Below is some material; transcribe all of it exactly.

[Start of Task data]

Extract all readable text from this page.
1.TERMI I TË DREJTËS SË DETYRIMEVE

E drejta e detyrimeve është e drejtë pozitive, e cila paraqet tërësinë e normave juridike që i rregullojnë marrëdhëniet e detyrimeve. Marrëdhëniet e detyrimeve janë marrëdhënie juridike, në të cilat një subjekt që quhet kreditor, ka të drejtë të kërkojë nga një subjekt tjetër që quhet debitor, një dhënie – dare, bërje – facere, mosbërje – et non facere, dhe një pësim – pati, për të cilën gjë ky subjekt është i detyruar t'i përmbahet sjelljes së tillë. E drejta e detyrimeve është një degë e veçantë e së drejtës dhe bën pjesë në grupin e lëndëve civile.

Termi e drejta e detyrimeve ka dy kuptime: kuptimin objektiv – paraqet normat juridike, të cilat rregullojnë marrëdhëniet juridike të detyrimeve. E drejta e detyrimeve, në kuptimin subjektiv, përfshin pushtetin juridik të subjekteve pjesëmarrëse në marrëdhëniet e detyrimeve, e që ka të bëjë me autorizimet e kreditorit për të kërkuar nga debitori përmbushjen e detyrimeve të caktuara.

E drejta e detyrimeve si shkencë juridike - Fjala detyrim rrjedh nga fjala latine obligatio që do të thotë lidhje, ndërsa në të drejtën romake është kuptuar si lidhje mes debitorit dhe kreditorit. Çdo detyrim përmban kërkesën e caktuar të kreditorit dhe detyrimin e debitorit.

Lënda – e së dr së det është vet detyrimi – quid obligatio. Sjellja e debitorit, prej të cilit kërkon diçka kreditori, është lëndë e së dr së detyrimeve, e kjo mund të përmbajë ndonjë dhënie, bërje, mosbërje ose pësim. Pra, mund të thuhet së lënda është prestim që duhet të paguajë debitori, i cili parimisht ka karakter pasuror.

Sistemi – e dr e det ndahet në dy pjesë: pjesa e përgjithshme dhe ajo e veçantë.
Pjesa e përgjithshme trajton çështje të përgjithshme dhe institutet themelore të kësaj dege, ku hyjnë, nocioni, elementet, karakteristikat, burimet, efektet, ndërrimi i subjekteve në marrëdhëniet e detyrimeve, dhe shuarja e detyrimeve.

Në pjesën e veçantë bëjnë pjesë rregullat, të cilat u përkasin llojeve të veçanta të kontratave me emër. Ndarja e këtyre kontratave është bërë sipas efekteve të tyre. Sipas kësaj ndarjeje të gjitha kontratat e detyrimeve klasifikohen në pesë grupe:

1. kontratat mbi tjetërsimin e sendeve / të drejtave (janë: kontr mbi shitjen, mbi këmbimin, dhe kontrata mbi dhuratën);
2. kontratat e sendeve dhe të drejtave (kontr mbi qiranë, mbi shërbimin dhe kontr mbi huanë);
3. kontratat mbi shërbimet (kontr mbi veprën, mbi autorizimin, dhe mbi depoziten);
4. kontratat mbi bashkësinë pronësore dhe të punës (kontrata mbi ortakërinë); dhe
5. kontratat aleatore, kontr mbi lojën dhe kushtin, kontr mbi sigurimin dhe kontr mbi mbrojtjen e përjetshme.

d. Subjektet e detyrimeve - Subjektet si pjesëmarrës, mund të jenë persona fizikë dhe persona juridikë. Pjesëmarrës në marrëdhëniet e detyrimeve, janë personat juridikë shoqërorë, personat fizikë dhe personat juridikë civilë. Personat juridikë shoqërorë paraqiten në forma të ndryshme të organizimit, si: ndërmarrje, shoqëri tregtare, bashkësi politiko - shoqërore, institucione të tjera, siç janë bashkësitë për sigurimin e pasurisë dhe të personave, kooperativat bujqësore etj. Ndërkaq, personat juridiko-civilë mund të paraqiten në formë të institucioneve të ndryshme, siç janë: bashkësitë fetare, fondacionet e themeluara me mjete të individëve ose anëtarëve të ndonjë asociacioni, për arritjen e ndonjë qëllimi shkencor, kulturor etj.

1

[End of Task data]

**Task answer:**
Extract all readable text from this page.
1.TERMI I TË DREJTËS SË DETYRIMEVE

E drejta e detyrimeve është e drejtë pozitive, e cila paraqet tërësinë e normave juridike që i rregullojnë marrëdhëniet e detyrimeve. Marrëdhëniet e detyrimeve janë marrëdhënie juridike, në të cilat një subjekt që quhet kreditor, ka të drejtë të kërkojë nga një subjekt tjetër që quhet debitor, një dhënie – dare, bërje – facere, mosbërje – et non facere, dhe një pësim – pati, për të cilën gjë ky subjekt është i detyruar t'i përmbahet sjelljes së tillë. E drejta e detyrimeve është një degë e veçantë e së drejtës dhe bën pjesë në grupin e lëndëve civile.

Termi e drejta e detyrimeve ka dy kuptime: kuptimin objektiv – paraqet normat juridike, të cilat rregullojnë marrëdhëniet juridike të detyrimeve. E drejta e detyrimeve, në kuptimin subjektiv, përfshin pushtetin juridik të subjekteve pjesëmarrëse në marrëdhëniet e detyrimeve, e që ka të bëjë me autorizimet e kreditorit për të kërkuar nga debitori përmbushjen e detyrimeve të caktuara.

E drejta e detyrimeve si shkencë juridike - Fjala detyrim rrjedh nga fjala latine obligatio që do të thotë lidhje, ndërsa në të drejtën romake është kuptuar si lidhje mes debitorit dhe kreditorit. Çdo detyrim përmban kërkesën e caktuar të kreditorit dhe detyrimin e debitorit.

Lënda – e së dr së det është vet detyrimi – quid obligatio. Sjellja e debitorit, prej të cilit kërkon diçka kreditori, është lëndë e së dr së detyrimeve, e kjo mund të përmbajë ndonjë dhënie, bërje, mosbërje ose pësim. Pra, mund të thuhet së lënda është prestim që duhet të paguajë debitori, i cili parimisht ka karakter pasuror.

Sistemi – e dr e det ndahet në dy pjesë: pjesa e përgjithshme dhe ajo e veçantë.
Pjesa e përgjithshme trajton çështje të përgjithshme dhe institutet themelore të kësaj dege, ku hyjnë, nocioni, elementet, karakteristikat, burimet, efektet, ndërrimi i subjekteve në marrëdhëniet e detyrimeve, dhe shuarja e detyrimeve.

Në pjesën e veçantë bëjnë pjesë rregullat, të cilat u përkasin llojeve të veçanta të kontratave me emër. Ndarja e këtyre kontratave është bërë sipas efekteve të tyre. Sipas kësaj ndarjeje të gjitha kontratat e detyrimeve klasifikohen në pesë grupe:

1. kontratat mbi tjetërsimin e sendeve / të drejtave (janë: kontr mbi shitjen, mbi këmbimin, dhe kontrata mbi dhuratën);
2. kontratat e sendeve dhe të drejtave (kontr mbi qiranë, mbi shërbimin dhe kontr mbi huanë);
3. kontratat mbi shërbimet (kontr mbi veprën, mbi autorizimin, dhe mbi depoziten);
4. kontratat mbi bashkësinë pronësore dhe të punës (kontrata mbi ortakërinë); dhe
5. kontratat aleatore, kontr mbi lojën dhe kushtin, kontr mbi sigurimin dhe kontr mbi mbrojtjen e përjetshme.

d. Subjektet e detyrimeve - Subjektet si pjesëmarrës, mund të jenë persona fizikë dhe persona juridikë. Pjesëmarrës në marrëdhëniet e detyrimeve, janë personat juridikë shoqërorë, personat fizikë dhe personat juridikë civilë. Personat juridikë shoqërorë paraqiten në forma të ndryshme të organizimit, si: ndërmarrje, shoqëri tregtare, bashkësi politiko - shoqërore, institucione të tjera, siç janë bashkësitë për sigurimin e pasurisë dhe të personave, kooperativat bujqësore etj. Ndërkaq, personat juridiko-civilë mund të paraqiten në formë të institucioneve të ndryshme, siç janë: bashkësitë fetare, fondacionet e themeluara me mjete të individëve ose anëtarëve të ndonjë asociacioni, për arritjen e ndonjë qëllimi shkencor, kulturor etj.

1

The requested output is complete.